▼▼▼

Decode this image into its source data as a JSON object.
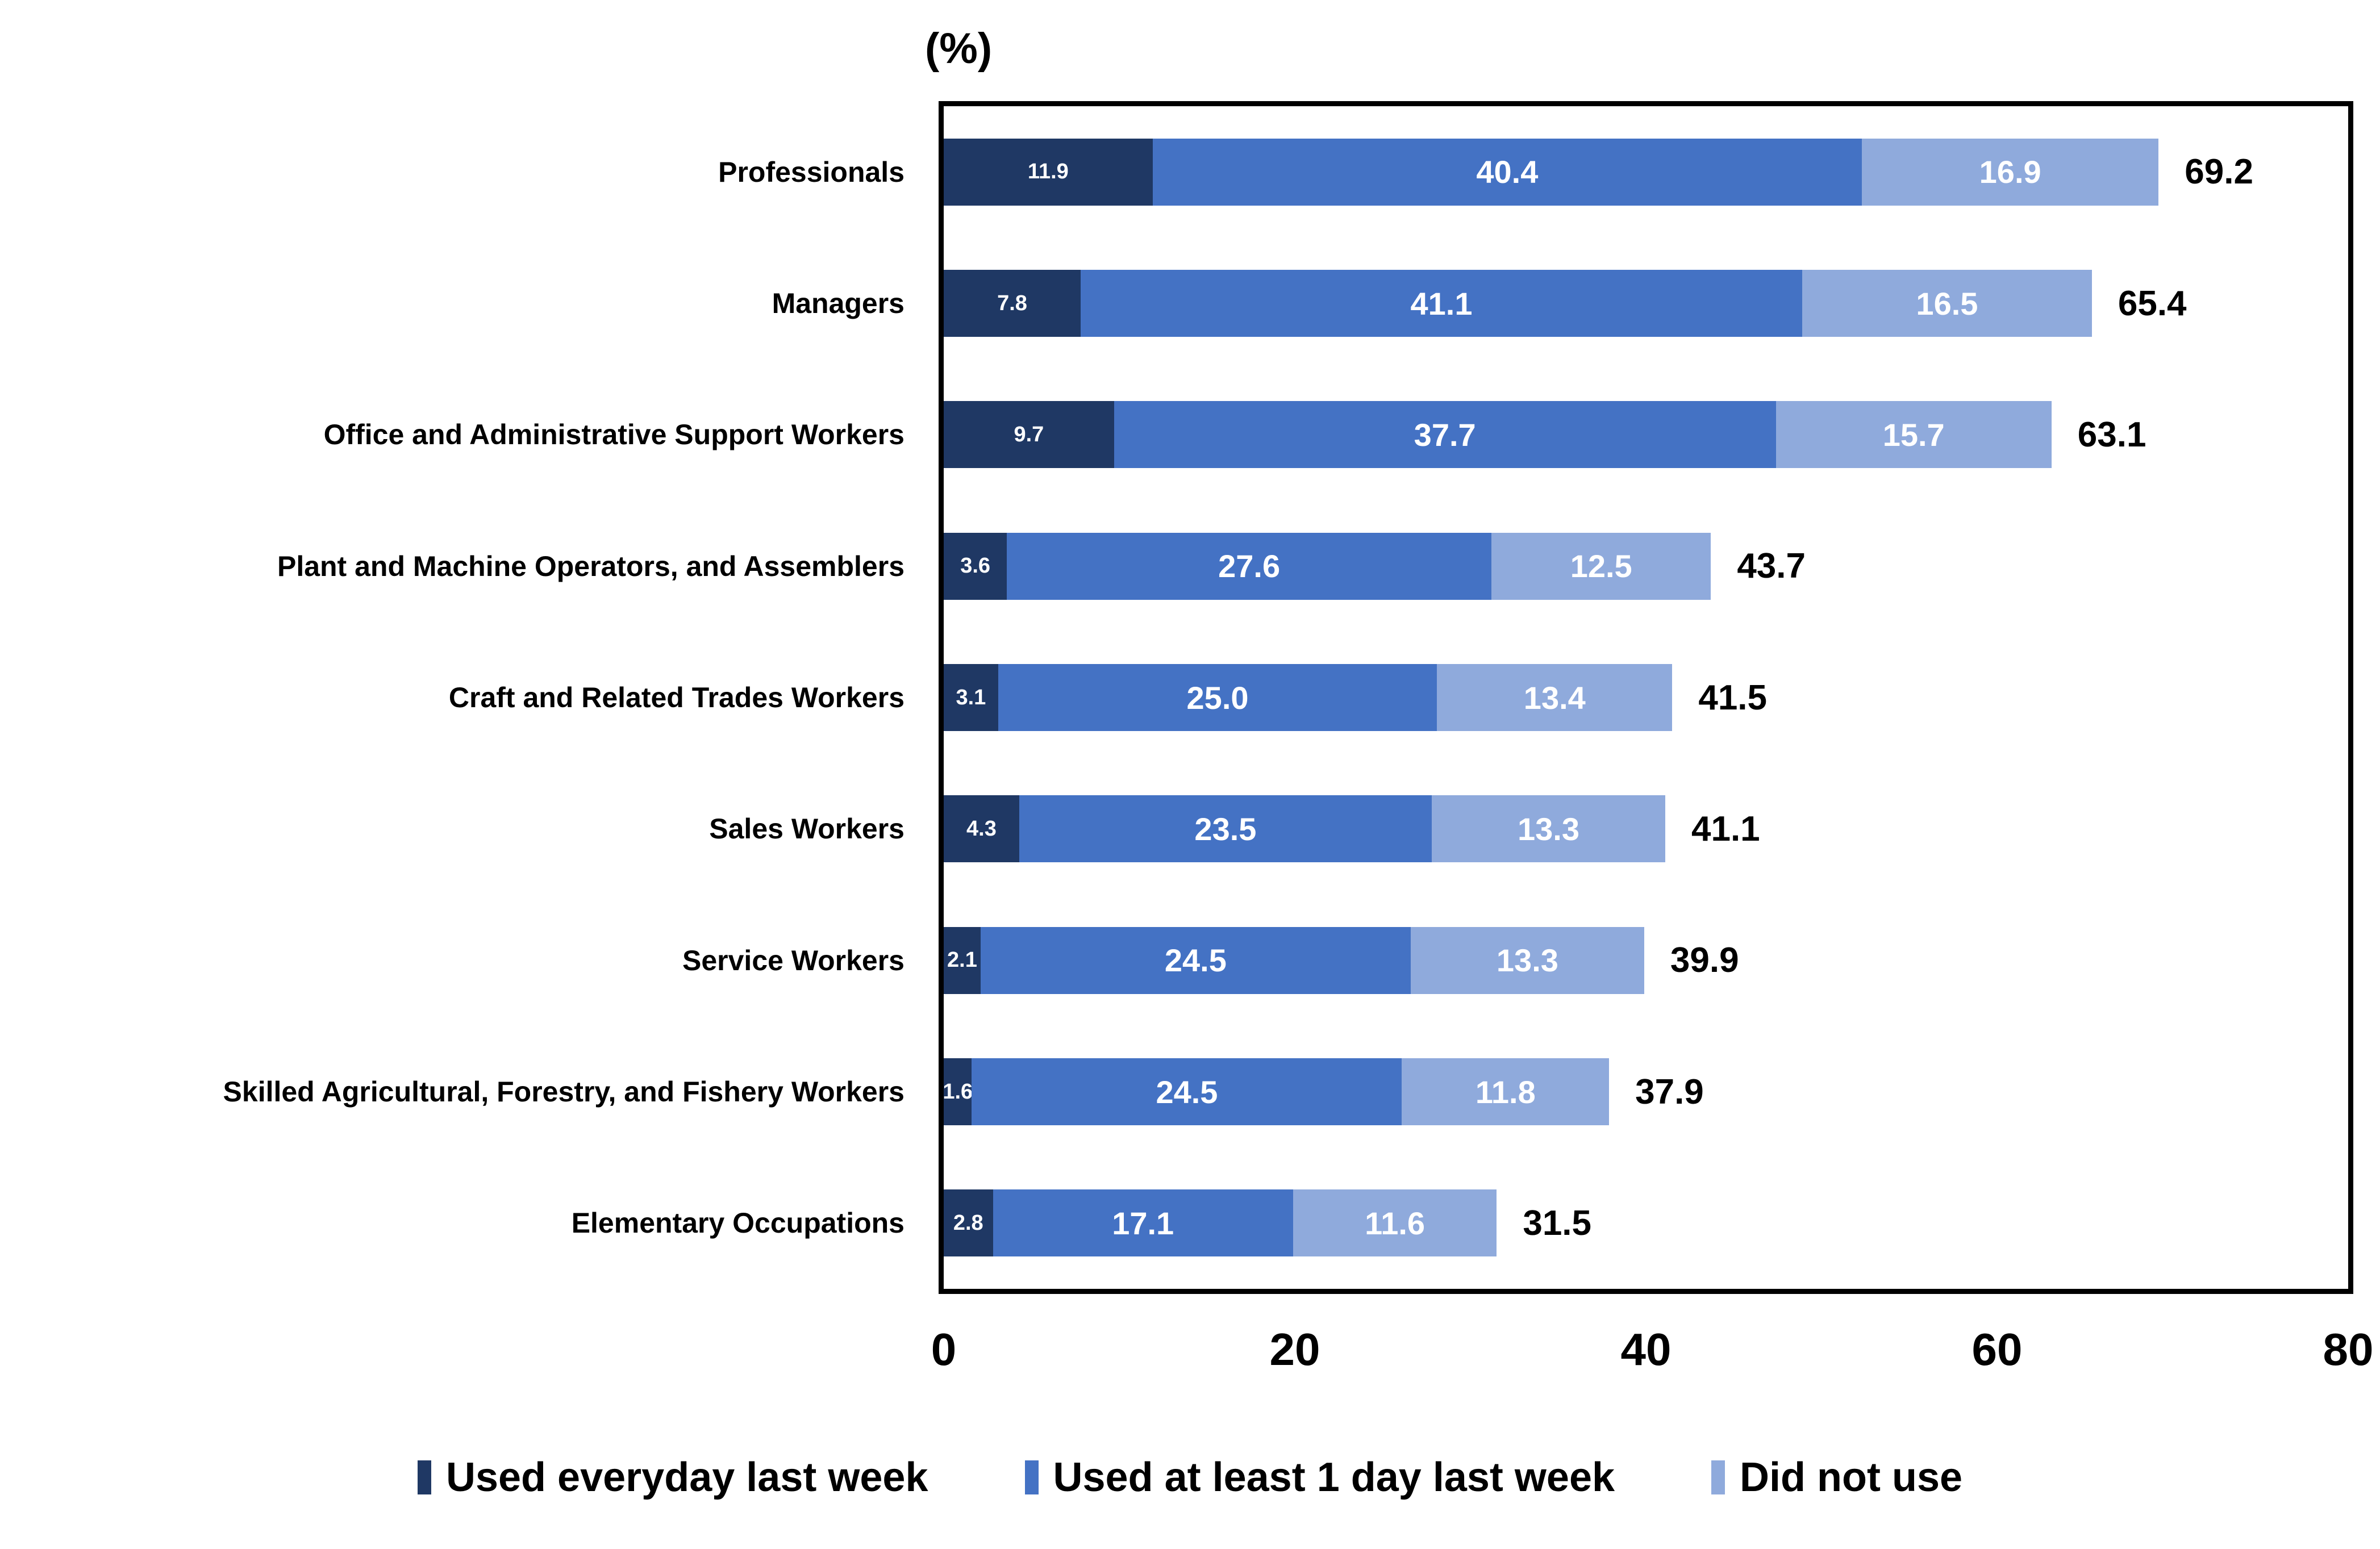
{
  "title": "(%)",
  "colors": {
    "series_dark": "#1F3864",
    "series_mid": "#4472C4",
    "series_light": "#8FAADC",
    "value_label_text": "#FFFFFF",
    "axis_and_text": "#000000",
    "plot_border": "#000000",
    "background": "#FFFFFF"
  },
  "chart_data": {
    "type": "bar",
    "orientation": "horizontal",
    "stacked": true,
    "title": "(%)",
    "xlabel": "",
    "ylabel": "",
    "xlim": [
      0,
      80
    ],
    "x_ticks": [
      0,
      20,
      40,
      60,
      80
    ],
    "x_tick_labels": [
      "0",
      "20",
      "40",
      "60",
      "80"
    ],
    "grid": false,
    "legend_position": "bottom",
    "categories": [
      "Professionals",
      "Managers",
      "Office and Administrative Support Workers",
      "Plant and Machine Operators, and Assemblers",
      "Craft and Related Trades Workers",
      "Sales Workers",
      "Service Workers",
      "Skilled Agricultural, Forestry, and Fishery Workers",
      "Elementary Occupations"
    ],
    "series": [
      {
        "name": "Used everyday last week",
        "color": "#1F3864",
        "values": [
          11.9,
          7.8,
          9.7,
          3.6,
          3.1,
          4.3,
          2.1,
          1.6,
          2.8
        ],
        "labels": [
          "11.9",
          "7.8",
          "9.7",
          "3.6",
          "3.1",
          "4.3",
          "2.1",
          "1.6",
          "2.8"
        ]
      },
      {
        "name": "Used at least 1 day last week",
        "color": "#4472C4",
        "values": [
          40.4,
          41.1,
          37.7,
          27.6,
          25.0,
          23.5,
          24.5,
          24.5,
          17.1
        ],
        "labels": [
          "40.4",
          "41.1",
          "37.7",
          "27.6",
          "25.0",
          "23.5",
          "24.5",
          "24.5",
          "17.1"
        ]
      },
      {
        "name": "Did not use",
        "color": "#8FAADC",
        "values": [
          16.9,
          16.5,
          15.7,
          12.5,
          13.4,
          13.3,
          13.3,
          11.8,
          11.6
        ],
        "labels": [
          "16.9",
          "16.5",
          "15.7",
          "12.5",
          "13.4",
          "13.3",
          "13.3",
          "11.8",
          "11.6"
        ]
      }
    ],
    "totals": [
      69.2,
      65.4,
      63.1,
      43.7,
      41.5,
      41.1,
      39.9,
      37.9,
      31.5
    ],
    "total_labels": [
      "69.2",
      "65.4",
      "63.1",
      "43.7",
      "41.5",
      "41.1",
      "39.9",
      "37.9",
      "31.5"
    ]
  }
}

▲▲▲

> _PROBLEM TO SOLVE_:
Transcribe every entry word for word, but omit the pictures.

> _FULL OUTPUT_:
Decode this image into its source data as a JSON object.
{
  "title": "(%)",
  "colors": {
    "series_dark": "#1F3864",
    "series_mid": "#4472C4",
    "series_light": "#8FAADC",
    "value_label_text": "#FFFFFF",
    "axis_and_text": "#000000",
    "plot_border": "#000000",
    "background": "#FFFFFF"
  },
  "chart_data": {
    "type": "bar",
    "orientation": "horizontal",
    "stacked": true,
    "title": "(%)",
    "xlabel": "",
    "ylabel": "",
    "xlim": [
      0,
      80
    ],
    "x_ticks": [
      0,
      20,
      40,
      60,
      80
    ],
    "x_tick_labels": [
      "0",
      "20",
      "40",
      "60",
      "80"
    ],
    "grid": false,
    "legend_position": "bottom",
    "categories": [
      "Professionals",
      "Managers",
      "Office and Administrative Support Workers",
      "Plant and Machine Operators, and Assemblers",
      "Craft and Related Trades Workers",
      "Sales Workers",
      "Service Workers",
      "Skilled Agricultural, Forestry, and Fishery Workers",
      "Elementary Occupations"
    ],
    "series": [
      {
        "name": "Used everyday last week",
        "color": "#1F3864",
        "values": [
          11.9,
          7.8,
          9.7,
          3.6,
          3.1,
          4.3,
          2.1,
          1.6,
          2.8
        ],
        "labels": [
          "11.9",
          "7.8",
          "9.7",
          "3.6",
          "3.1",
          "4.3",
          "2.1",
          "1.6",
          "2.8"
        ]
      },
      {
        "name": "Used at least 1 day last week",
        "color": "#4472C4",
        "values": [
          40.4,
          41.1,
          37.7,
          27.6,
          25.0,
          23.5,
          24.5,
          24.5,
          17.1
        ],
        "labels": [
          "40.4",
          "41.1",
          "37.7",
          "27.6",
          "25.0",
          "23.5",
          "24.5",
          "24.5",
          "17.1"
        ]
      },
      {
        "name": "Did not use",
        "color": "#8FAADC",
        "values": [
          16.9,
          16.5,
          15.7,
          12.5,
          13.4,
          13.3,
          13.3,
          11.8,
          11.6
        ],
        "labels": [
          "16.9",
          "16.5",
          "15.7",
          "12.5",
          "13.4",
          "13.3",
          "13.3",
          "11.8",
          "11.6"
        ]
      }
    ],
    "totals": [
      69.2,
      65.4,
      63.1,
      43.7,
      41.5,
      41.1,
      39.9,
      37.9,
      31.5
    ],
    "total_labels": [
      "69.2",
      "65.4",
      "63.1",
      "43.7",
      "41.5",
      "41.1",
      "39.9",
      "37.9",
      "31.5"
    ]
  }
}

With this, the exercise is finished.